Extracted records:
______
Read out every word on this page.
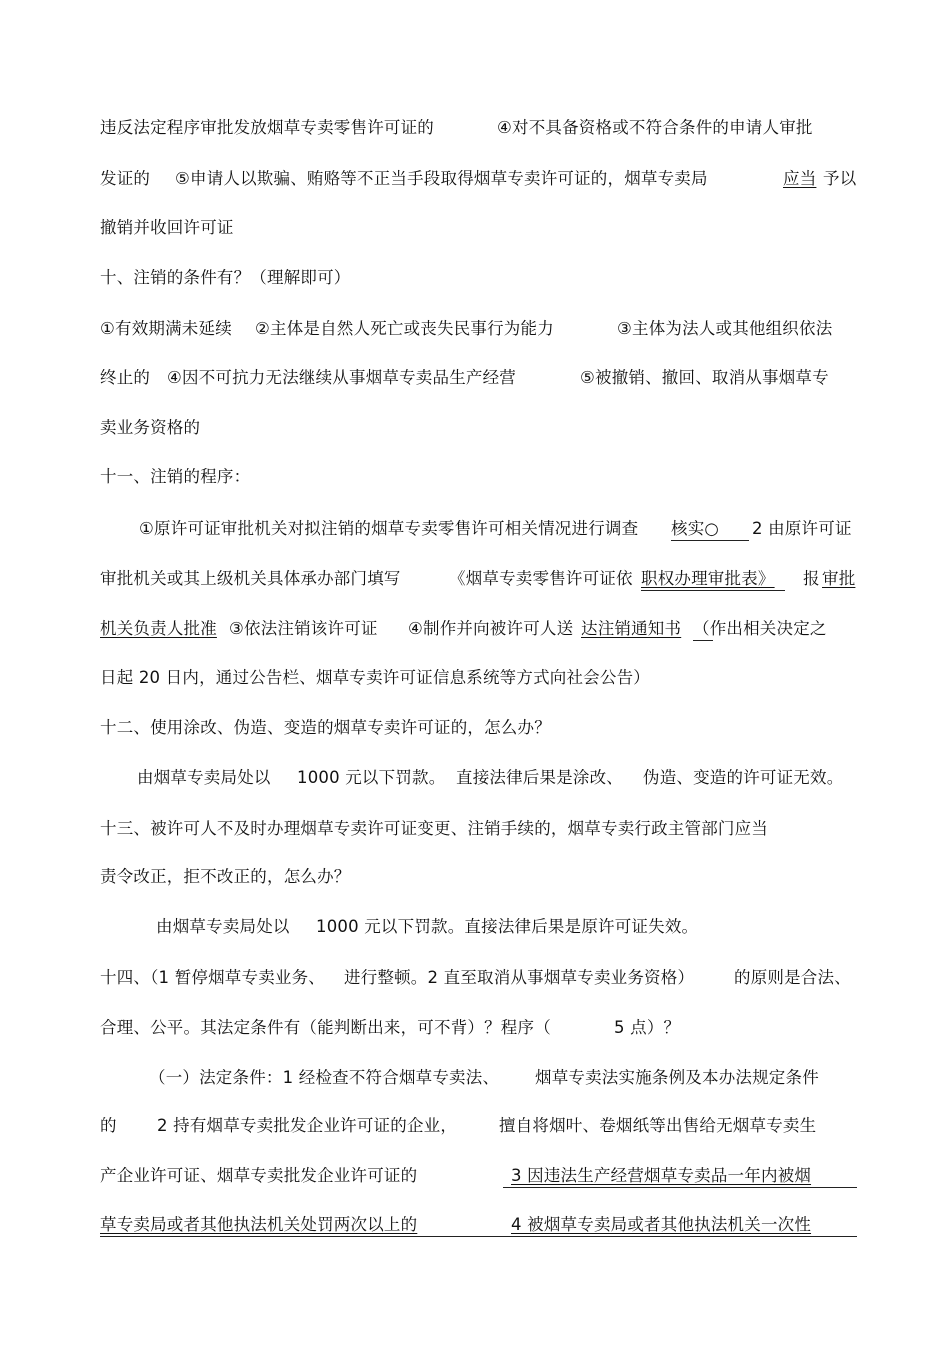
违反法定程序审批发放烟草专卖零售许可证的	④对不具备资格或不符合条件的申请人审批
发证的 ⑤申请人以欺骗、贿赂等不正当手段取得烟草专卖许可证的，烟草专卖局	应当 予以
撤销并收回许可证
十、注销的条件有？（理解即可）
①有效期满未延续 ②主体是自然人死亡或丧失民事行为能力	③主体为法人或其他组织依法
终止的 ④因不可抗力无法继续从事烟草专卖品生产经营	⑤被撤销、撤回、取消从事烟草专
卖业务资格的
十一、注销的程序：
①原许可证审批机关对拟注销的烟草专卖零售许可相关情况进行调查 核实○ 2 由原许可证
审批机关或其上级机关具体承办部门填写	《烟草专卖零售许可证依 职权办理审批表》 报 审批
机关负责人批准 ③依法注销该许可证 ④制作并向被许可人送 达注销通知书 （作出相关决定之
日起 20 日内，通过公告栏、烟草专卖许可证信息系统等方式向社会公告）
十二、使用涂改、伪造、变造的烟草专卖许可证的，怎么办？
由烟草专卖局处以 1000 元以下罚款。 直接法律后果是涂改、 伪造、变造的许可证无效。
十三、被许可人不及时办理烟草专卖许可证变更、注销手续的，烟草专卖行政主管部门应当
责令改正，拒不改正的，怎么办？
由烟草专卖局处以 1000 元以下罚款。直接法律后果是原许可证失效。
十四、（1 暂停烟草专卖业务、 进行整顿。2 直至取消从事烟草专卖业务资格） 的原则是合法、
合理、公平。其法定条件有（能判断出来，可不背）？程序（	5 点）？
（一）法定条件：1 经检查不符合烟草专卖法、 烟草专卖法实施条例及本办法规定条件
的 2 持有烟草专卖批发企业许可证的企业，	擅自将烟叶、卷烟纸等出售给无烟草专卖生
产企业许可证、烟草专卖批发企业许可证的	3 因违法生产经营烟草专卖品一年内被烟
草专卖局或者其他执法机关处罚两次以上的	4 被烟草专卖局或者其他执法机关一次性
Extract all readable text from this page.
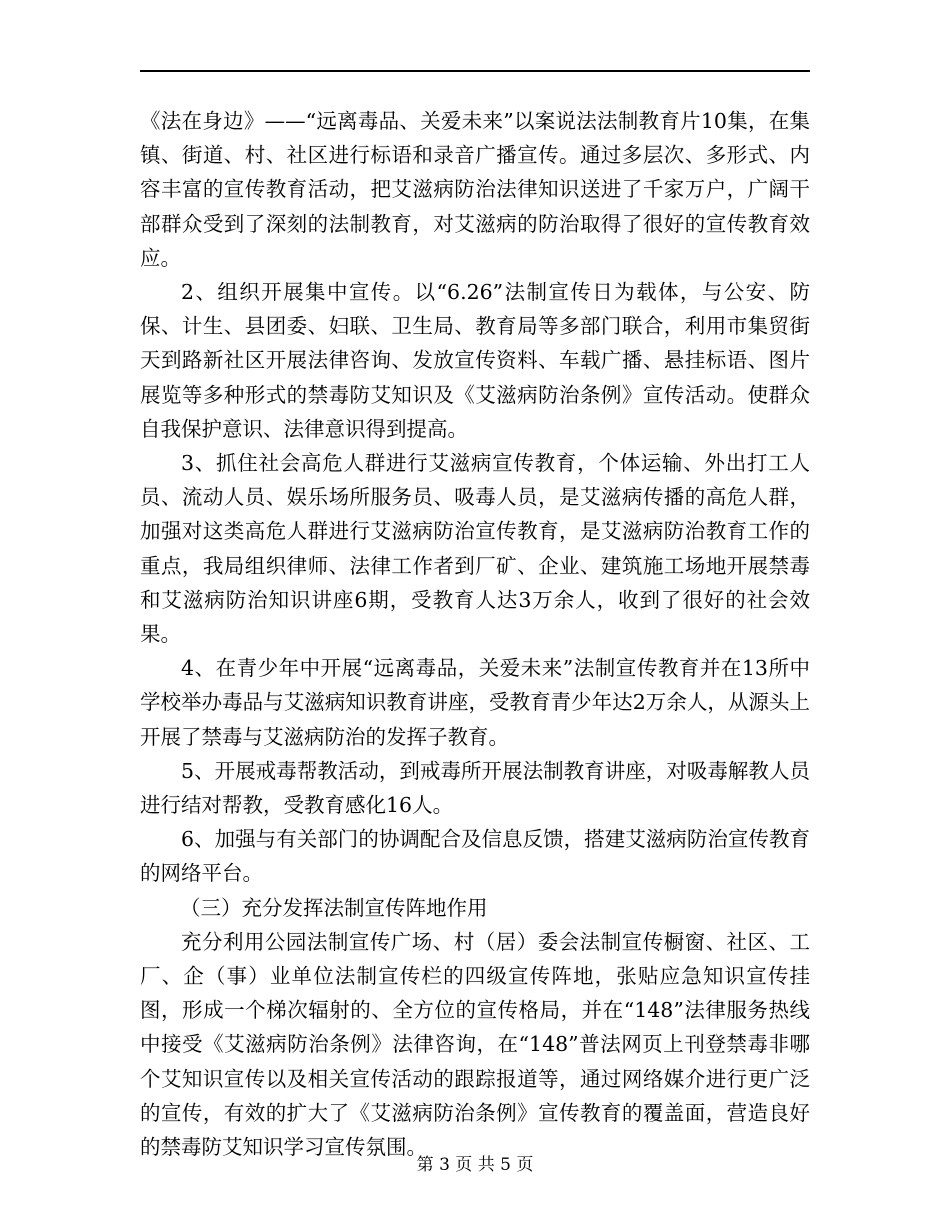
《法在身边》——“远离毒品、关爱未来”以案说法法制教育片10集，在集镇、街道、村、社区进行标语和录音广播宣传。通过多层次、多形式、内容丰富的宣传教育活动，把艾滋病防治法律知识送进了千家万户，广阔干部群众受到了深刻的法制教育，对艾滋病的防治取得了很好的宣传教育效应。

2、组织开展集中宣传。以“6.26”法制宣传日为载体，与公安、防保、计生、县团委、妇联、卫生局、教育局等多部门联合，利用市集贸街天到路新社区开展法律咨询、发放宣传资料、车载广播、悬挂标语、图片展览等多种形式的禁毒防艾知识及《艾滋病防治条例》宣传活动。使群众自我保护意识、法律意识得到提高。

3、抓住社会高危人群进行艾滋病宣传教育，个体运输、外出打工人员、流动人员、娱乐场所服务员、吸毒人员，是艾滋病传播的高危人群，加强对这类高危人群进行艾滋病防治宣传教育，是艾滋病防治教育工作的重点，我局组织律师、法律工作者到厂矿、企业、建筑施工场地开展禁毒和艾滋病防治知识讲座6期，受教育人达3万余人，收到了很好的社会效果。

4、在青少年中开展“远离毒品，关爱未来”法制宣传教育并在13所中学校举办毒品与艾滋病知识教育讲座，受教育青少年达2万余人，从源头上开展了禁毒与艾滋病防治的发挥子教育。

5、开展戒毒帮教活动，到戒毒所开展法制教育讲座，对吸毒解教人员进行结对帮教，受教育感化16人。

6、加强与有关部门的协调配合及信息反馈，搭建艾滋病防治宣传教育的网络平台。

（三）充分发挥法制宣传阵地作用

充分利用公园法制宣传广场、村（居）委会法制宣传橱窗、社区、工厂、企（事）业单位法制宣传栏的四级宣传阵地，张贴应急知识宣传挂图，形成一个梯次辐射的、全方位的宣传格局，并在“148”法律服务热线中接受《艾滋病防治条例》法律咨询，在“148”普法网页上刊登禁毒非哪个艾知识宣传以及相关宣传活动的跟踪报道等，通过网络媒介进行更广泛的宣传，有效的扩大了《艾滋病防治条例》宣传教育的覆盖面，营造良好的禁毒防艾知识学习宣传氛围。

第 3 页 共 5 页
______
### WORK INSTRUCTIONS
Transcribe every entry above exactly. Omit all pictures.

### THE ANSWER
Read out every word on this page.
违反法定程序审批发放烟草专卖零售许可证的	④对不具备资格或不符合条件的申请人审批
发证的 ⑤申请人以欺骗、贿赂等不正当手段取得烟草专卖许可证的，烟草专卖局	应当 予以
撤销并收回许可证
十、注销的条件有？（理解即可）
①有效期满未延续 ②主体是自然人死亡或丧失民事行为能力	③主体为法人或其他组织依法
终止的 ④因不可抗力无法继续从事烟草专卖品生产经营	⑤被撤销、撤回、取消从事烟草专
卖业务资格的
十一、注销的程序：
①原许可证审批机关对拟注销的烟草专卖零售许可相关情况进行调查 核实○ 2 由原许可证
审批机关或其上级机关具体承办部门填写	《烟草专卖零售许可证依 职权办理审批表》 报 审批
机关负责人批准 ③依法注销该许可证 ④制作并向被许可人送 达注销通知书 （作出相关决定之
日起 20 日内，通过公告栏、烟草专卖许可证信息系统等方式向社会公告）
十二、使用涂改、伪造、变造的烟草专卖许可证的，怎么办？
由烟草专卖局处以 1000 元以下罚款。 直接法律后果是涂改、 伪造、变造的许可证无效。
十三、被许可人不及时办理烟草专卖许可证变更、注销手续的，烟草专卖行政主管部门应当
责令改正，拒不改正的，怎么办？
由烟草专卖局处以 1000 元以下罚款。直接法律后果是原许可证失效。
十四、（1 暂停烟草专卖业务、 进行整顿。2 直至取消从事烟草专卖业务资格） 的原则是合法、
合理、公平。其法定条件有（能判断出来，可不背）？程序（	5 点）？
（一）法定条件：1 经检查不符合烟草专卖法、 烟草专卖法实施条例及本办法规定条件
的 2 持有烟草专卖批发企业许可证的企业，	擅自将烟叶、卷烟纸等出售给无烟草专卖生
产企业许可证、烟草专卖批发企业许可证的	3 因违法生产经营烟草专卖品一年内被烟
草专卖局或者其他执法机关处罚两次以上的	4 被烟草专卖局或者其他执法机关一次性
Extract all readable text from this page.
《法在身边》——“远离毒品、关爱未来”以案说法法制教育片10集，在集镇、街道、村、社区进行标语和录音广播宣传。通过多层次、多形式、内容丰富的宣传教育活动，把艾滋病防治法律知识送进了千家万户，广阔干部群众受到了深刻的法制教育，对艾滋病的防治取得了很好的宣传教育效应。

2、组织开展集中宣传。以“6.26”法制宣传日为载体，与公安、防保、计生、县团委、妇联、卫生局、教育局等多部门联合，利用市集贸街天到路新社区开展法律咨询、发放宣传资料、车载广播、悬挂标语、图片展览等多种形式的禁毒防艾知识及《艾滋病防治条例》宣传活动。使群众自我保护意识、法律意识得到提高。

3、抓住社会高危人群进行艾滋病宣传教育，个体运输、外出打工人员、流动人员、娱乐场所服务员、吸毒人员，是艾滋病传播的高危人群，加强对这类高危人群进行艾滋病防治宣传教育，是艾滋病防治教育工作的重点，我局组织律师、法律工作者到厂矿、企业、建筑施工场地开展禁毒和艾滋病防治知识讲座6期，受教育人达3万余人，收到了很好的社会效果。

4、在青少年中开展“远离毒品，关爱未来”法制宣传教育并在13所中学校举办毒品与艾滋病知识教育讲座，受教育青少年达2万余人，从源头上开展了禁毒与艾滋病防治的发挥子教育。

5、开展戒毒帮教活动，到戒毒所开展法制教育讲座，对吸毒解教人员进行结对帮教，受教育感化16人。

6、加强与有关部门的协调配合及信息反馈，搭建艾滋病防治宣传教育的网络平台。

（三）充分发挥法制宣传阵地作用

充分利用公园法制宣传广场、村（居）委会法制宣传橱窗、社区、工厂、企（事）业单位法制宣传栏的四级宣传阵地，张贴应急知识宣传挂图，形成一个梯次辐射的、全方位的宣传格局，并在“148”法律服务热线中接受《艾滋病防治条例》法律咨询，在“148”普法网页上刊登禁毒非哪个艾知识宣传以及相关宣传活动的跟踪报道等，通过网络媒介进行更广泛的宣传，有效的扩大了《艾滋病防治条例》宣传教育的覆盖面，营造良好的禁毒防艾知识学习宣传氛围。

第 3 页 共 5 页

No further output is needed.